■ Provided entries
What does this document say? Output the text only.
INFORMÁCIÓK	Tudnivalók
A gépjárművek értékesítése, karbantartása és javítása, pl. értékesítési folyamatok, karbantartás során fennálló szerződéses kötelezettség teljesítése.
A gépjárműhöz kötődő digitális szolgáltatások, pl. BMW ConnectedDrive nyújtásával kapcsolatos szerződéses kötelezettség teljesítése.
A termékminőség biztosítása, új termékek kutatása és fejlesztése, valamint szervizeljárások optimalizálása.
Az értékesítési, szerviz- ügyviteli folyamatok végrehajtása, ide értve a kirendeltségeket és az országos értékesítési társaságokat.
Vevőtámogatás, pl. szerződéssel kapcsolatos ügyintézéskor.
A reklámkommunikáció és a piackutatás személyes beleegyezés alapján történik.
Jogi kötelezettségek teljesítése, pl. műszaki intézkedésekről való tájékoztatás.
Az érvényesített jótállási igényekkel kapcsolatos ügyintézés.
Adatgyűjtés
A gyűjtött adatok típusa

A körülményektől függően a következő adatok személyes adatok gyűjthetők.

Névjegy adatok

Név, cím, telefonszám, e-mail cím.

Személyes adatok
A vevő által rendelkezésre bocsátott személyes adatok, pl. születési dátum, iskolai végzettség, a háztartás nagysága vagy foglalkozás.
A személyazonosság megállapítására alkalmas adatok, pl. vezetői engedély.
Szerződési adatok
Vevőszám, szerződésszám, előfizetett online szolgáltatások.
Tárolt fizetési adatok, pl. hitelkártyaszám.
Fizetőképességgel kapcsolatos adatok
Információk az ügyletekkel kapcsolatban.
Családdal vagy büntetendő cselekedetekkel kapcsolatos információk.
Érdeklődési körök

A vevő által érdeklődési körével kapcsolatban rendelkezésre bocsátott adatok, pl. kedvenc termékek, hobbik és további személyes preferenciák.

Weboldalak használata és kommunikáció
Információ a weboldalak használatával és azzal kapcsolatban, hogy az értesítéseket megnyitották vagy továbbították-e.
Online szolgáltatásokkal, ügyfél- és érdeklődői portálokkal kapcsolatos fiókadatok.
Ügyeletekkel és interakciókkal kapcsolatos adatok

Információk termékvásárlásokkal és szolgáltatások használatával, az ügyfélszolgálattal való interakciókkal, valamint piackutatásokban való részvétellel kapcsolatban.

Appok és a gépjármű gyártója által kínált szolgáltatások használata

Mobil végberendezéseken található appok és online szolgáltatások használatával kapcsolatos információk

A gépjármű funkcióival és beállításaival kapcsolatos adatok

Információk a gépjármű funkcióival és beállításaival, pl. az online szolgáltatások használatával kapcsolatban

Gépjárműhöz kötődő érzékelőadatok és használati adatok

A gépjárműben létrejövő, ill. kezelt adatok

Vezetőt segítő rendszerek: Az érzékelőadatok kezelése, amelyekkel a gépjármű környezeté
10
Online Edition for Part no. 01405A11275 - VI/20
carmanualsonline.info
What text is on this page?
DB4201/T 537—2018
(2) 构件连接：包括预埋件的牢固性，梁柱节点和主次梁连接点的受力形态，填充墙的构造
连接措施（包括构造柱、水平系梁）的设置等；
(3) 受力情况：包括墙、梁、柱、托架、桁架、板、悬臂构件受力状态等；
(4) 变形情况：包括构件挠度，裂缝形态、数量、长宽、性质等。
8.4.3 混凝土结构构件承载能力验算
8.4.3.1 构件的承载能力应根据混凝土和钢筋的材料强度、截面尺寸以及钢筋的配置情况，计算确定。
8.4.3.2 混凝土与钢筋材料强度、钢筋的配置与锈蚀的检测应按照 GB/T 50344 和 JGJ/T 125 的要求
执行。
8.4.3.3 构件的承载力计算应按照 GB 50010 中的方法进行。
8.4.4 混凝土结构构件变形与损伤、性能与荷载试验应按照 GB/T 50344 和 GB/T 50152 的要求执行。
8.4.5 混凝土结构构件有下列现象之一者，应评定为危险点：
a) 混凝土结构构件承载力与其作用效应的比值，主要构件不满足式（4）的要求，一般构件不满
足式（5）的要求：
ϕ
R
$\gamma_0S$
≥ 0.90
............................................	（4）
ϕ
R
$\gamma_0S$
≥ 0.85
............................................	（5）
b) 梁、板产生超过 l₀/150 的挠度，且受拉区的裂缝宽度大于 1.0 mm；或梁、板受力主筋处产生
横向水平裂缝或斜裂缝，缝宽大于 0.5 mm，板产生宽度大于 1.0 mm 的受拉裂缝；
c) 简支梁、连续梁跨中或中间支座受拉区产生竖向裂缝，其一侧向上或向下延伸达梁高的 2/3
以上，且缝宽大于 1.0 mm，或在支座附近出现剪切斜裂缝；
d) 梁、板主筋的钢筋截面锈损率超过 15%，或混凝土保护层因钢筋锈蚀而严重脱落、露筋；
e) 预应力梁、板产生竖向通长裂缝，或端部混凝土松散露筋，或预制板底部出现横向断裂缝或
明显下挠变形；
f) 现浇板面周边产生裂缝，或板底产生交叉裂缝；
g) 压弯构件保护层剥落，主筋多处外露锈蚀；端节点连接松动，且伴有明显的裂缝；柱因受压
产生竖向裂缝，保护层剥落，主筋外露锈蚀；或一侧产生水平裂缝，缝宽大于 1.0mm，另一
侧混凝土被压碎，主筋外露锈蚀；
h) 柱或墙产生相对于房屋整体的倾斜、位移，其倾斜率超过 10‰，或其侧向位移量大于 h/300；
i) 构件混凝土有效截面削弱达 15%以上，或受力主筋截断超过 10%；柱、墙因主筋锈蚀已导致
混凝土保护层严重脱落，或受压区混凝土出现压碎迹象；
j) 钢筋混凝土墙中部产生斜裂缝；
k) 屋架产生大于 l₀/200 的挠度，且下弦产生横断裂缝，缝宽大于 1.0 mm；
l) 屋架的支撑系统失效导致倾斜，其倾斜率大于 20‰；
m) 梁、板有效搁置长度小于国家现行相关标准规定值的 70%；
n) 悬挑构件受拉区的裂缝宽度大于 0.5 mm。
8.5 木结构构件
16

■ Task brief
Each line above must be printed exactly as it appears.

■ Solution to this task
What does this document say? Output the text only.
INFORMÁCIÓK	Tudnivalók
A gépjárművek értékesítése, karbantartása és javítása, pl. értékesítési folyamatok, karbantartás során fennálló szerződéses kötelezettség teljesítése.
A gépjárműhöz kötődő digitális szolgáltatások, pl. BMW ConnectedDrive nyújtásával kapcsolatos szerződéses kötelezettség teljesítése.
A termékminőség biztosítása, új termékek kutatása és fejlesztése, valamint szervizeljárások optimalizálása.
Az értékesítési, szerviz- ügyviteli folyamatok végrehajtása, ide értve a kirendeltségeket és az országos értékesítési társaságokat.
Vevőtámogatás, pl. szerződéssel kapcsolatos ügyintézéskor.
A reklámkommunikáció és a piackutatás személyes beleegyezés alapján történik.
Jogi kötelezettségek teljesítése, pl. műszaki intézkedésekről való tájékoztatás.
Az érvényesített jótállási igényekkel kapcsolatos ügyintézés.
Adatgyűjtés
A gyűjtött adatok típusa

A körülményektől függően a következő adatok személyes adatok gyűjthetők.

Névjegy adatok

Név, cím, telefonszám, e-mail cím.

Személyes adatok
A vevő által rendelkezésre bocsátott személyes adatok, pl. születési dátum, iskolai végzettség, a háztartás nagysága vagy foglalkozás.
A személyazonosság megállapítására alkalmas adatok, pl. vezetői engedély.
Szerződési adatok
Vevőszám, szerződésszám, előfizetett online szolgáltatások.
Tárolt fizetési adatok, pl. hitelkártyaszám.
Fizetőképességgel kapcsolatos adatok
Információk az ügyletekkel kapcsolatban.
Családdal vagy büntetendő cselekedetekkel kapcsolatos információk.
Érdeklődési körök

A vevő által érdeklődési körével kapcsolatban rendelkezésre bocsátott adatok, pl. kedvenc termékek, hobbik és további személyes preferenciák.

Weboldalak használata és kommunikáció
Információ a weboldalak használatával és azzal kapcsolatban, hogy az értesítéseket megnyitották vagy továbbították-e.
Online szolgáltatásokkal, ügyfél- és érdeklődői portálokkal kapcsolatos fiókadatok.
Ügyeletekkel és interakciókkal kapcsolatos adatok

Információk termékvásárlásokkal és szolgáltatások használatával, az ügyfélszolgálattal való interakciókkal, valamint piackutatásokban való részvétellel kapcsolatban.

Appok és a gépjármű gyártója által kínált szolgáltatások használata

Mobil végberendezéseken található appok és online szolgáltatások használatával kapcsolatos információk

A gépjármű funkcióival és beállításaival kapcsolatos adatok

Információk a gépjármű funkcióival és beállításaival, pl. az online szolgáltatások használatával kapcsolatban

Gépjárműhöz kötődő érzékelőadatok és használati adatok

A gépjárműben létrejövő, ill. kezelt adatok

Vezetőt segítő rendszerek: Az érzékelőadatok kezelése, amelyekkel a gépjármű környezeté
10
Online Edition for Part no. 01405A11275 - VI/20
carmanualsonline.info
What text is on this page?
DB4201/T 537—2018
(2) 构件连接：包括预埋件的牢固性，梁柱节点和主次梁连接点的受力形态，填充墙的构造
连接措施（包括构造柱、水平系梁）的设置等；
(3) 受力情况：包括墙、梁、柱、托架、桁架、板、悬臂构件受力状态等；
(4) 变形情况：包括构件挠度，裂缝形态、数量、长宽、性质等。
8.4.3 混凝土结构构件承载能力验算
8.4.3.1 构件的承载能力应根据混凝土和钢筋的材料强度、截面尺寸以及钢筋的配置情况，计算确定。
8.4.3.2 混凝土与钢筋材料强度、钢筋的配置与锈蚀的检测应按照 GB/T 50344 和 JGJ/T 125 的要求
执行。
8.4.3.3 构件的承载力计算应按照 GB 50010 中的方法进行。
8.4.4 混凝土结构构件变形与损伤、性能与荷载试验应按照 GB/T 50344 和 GB/T 50152 的要求执行。
8.4.5 混凝土结构构件有下列现象之一者，应评定为危险点：
a) 混凝土结构构件承载力与其作用效应的比值，主要构件不满足式（4）的要求，一般构件不满
足式（5）的要求：
ϕ
R
$\gamma_0S$
≥ 0.90
............................................	（4）
ϕ
R
$\gamma_0S$
≥ 0.85
............................................	（5）
b) 梁、板产生超过 l₀/150 的挠度，且受拉区的裂缝宽度大于 1.0 mm；或梁、板受力主筋处产生
横向水平裂缝或斜裂缝，缝宽大于 0.5 mm，板产生宽度大于 1.0 mm 的受拉裂缝；
c) 简支梁、连续梁跨中或中间支座受拉区产生竖向裂缝，其一侧向上或向下延伸达梁高的 2/3
以上，且缝宽大于 1.0 mm，或在支座附近出现剪切斜裂缝；
d) 梁、板主筋的钢筋截面锈损率超过 15%，或混凝土保护层因钢筋锈蚀而严重脱落、露筋；
e) 预应力梁、板产生竖向通长裂缝，或端部混凝土松散露筋，或预制板底部出现横向断裂缝或
明显下挠变形；
f) 现浇板面周边产生裂缝，或板底产生交叉裂缝；
g) 压弯构件保护层剥落，主筋多处外露锈蚀；端节点连接松动，且伴有明显的裂缝；柱因受压
产生竖向裂缝，保护层剥落，主筋外露锈蚀；或一侧产生水平裂缝，缝宽大于 1.0mm，另一
侧混凝土被压碎，主筋外露锈蚀；
h) 柱或墙产生相对于房屋整体的倾斜、位移，其倾斜率超过 10‰，或其侧向位移量大于 h/300；
i) 构件混凝土有效截面削弱达 15%以上，或受力主筋截断超过 10%；柱、墙因主筋锈蚀已导致
混凝土保护层严重脱落，或受压区混凝土出现压碎迹象；
j) 钢筋混凝土墙中部产生斜裂缝；
k) 屋架产生大于 l₀/200 的挠度，且下弦产生横断裂缝，缝宽大于 1.0 mm；
l) 屋架的支撑系统失效导致倾斜，其倾斜率大于 20‰；
m) 梁、板有效搁置长度小于国家现行相关标准规定值的 70%；
n) 悬挑构件受拉区的裂缝宽度大于 0.5 mm。
8.5 木结构构件
16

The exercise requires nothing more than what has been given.